Our family has moved frequently over the past 10 years – due to work commitments. As regular “inward migrators” to a variety of areas I can state, without any hesitation, that our first and foremost consideration when moving to a new area is a decent and local school. We would not chose to live in a village which did not have a primary school (or had a primary school with a duff HMIE report) which would then entail our young children being stuck on a bus for an additional hour/hour and a half each day. I don’t think we are any different to the vast majority of other families with young children. If these schools close then “inward migrators” will not chose to live in these villages and this will perpetuate a downward spiral leading to the ultimate demise of these communities.
”It is noteworthy that there are several thriving rural communities in Argyll… that do not have local schools” states Mr Bloomer in an e-mail. Can anyone name a “thriving rural community” without a school in Argyll and Bute?

§ **Provided material**:

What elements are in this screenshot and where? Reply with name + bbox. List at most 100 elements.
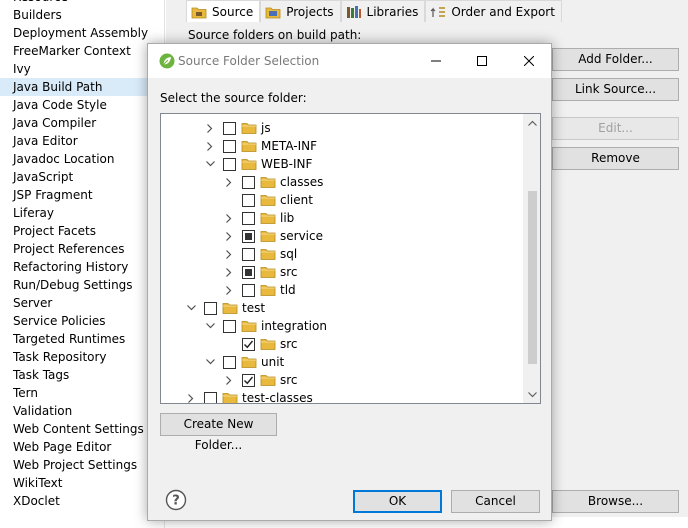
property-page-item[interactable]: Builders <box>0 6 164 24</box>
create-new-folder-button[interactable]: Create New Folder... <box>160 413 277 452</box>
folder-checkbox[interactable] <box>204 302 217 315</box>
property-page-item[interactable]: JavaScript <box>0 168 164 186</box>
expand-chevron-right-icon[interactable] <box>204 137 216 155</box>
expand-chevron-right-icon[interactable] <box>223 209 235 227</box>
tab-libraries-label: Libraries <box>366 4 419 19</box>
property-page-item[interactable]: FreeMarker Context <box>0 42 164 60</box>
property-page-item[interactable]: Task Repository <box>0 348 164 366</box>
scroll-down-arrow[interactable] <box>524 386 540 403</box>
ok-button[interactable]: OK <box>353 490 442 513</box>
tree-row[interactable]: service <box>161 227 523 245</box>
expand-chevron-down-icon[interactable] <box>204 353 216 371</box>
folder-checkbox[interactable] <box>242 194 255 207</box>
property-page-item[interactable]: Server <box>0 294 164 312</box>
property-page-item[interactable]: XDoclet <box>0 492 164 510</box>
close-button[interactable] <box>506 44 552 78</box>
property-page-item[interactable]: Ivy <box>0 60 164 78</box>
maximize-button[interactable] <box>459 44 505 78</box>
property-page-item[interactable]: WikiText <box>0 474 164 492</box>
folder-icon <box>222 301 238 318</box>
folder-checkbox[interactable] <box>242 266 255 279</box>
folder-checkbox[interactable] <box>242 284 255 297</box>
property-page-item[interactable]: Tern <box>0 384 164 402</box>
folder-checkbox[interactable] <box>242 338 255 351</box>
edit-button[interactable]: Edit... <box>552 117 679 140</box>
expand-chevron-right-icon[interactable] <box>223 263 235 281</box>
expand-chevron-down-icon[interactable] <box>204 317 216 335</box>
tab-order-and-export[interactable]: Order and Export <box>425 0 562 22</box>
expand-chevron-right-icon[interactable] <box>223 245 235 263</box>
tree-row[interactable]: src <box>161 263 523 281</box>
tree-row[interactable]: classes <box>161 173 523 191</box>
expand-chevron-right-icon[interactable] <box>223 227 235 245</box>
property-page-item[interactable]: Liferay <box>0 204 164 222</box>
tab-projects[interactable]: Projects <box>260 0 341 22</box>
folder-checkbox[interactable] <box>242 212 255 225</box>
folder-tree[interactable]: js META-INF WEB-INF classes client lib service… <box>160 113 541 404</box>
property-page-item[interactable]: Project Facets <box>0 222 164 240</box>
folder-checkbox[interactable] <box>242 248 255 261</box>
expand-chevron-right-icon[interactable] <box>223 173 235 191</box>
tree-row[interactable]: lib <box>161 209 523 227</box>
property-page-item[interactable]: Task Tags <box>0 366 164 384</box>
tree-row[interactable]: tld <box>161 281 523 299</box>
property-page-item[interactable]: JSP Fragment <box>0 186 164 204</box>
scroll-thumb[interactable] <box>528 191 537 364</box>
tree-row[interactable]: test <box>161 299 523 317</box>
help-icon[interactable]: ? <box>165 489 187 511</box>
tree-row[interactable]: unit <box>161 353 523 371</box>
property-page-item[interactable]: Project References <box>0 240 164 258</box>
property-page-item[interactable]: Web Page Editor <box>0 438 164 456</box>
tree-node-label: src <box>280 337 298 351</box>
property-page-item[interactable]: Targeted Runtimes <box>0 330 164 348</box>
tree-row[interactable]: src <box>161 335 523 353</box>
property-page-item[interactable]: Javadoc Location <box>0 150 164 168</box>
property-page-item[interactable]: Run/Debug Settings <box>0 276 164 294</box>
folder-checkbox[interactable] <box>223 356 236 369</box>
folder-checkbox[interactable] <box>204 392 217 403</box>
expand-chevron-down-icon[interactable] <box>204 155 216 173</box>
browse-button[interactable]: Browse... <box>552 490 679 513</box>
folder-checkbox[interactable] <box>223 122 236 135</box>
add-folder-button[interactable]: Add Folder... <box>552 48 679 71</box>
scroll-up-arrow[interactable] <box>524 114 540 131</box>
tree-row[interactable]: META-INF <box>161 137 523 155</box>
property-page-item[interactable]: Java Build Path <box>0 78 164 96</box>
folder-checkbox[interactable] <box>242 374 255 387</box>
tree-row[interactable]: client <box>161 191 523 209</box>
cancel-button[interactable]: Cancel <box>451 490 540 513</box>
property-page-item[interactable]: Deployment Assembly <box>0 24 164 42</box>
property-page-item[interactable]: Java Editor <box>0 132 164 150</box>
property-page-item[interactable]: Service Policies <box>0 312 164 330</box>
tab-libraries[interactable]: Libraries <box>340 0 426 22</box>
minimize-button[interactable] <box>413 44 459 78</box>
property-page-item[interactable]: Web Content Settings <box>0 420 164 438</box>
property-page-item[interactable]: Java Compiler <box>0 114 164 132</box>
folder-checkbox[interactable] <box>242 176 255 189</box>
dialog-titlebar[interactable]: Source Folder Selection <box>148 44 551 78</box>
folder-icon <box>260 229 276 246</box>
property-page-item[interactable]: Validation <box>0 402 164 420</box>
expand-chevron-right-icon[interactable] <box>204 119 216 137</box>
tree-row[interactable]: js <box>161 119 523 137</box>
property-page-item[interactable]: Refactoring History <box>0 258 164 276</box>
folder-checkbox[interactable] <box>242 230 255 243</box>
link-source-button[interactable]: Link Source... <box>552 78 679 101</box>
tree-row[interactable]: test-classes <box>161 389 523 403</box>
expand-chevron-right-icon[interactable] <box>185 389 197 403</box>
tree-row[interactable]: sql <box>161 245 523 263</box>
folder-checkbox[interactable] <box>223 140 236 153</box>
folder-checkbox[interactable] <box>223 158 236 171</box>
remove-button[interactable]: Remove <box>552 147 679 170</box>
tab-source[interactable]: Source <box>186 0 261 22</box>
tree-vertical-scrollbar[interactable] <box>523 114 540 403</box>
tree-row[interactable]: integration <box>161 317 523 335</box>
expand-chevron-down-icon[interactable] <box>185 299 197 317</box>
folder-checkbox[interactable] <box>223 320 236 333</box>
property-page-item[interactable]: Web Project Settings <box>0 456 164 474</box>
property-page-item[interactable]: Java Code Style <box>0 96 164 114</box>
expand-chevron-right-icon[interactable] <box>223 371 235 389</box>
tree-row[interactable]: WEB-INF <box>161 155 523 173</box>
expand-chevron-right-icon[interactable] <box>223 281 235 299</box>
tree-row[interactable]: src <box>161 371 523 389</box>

§ **Direction**: In the comment on rural schools, condense the paragraph that begins "Our family has moved frequently" into a shorter version that keeps its main points.

§ **The reply**: Work has kept our family moving over the past 10 years, and in every new area a good local school has been our first priority. We would not live in a village with no primary school, or with one that had a poor HMIE report, because our young children would then spend an extra hour to hour and a half on a bus each day. Most families with young children feel the same. If these schools close, newcomers will not move to these villages, and the resulting downward spiral will eventually end these communities.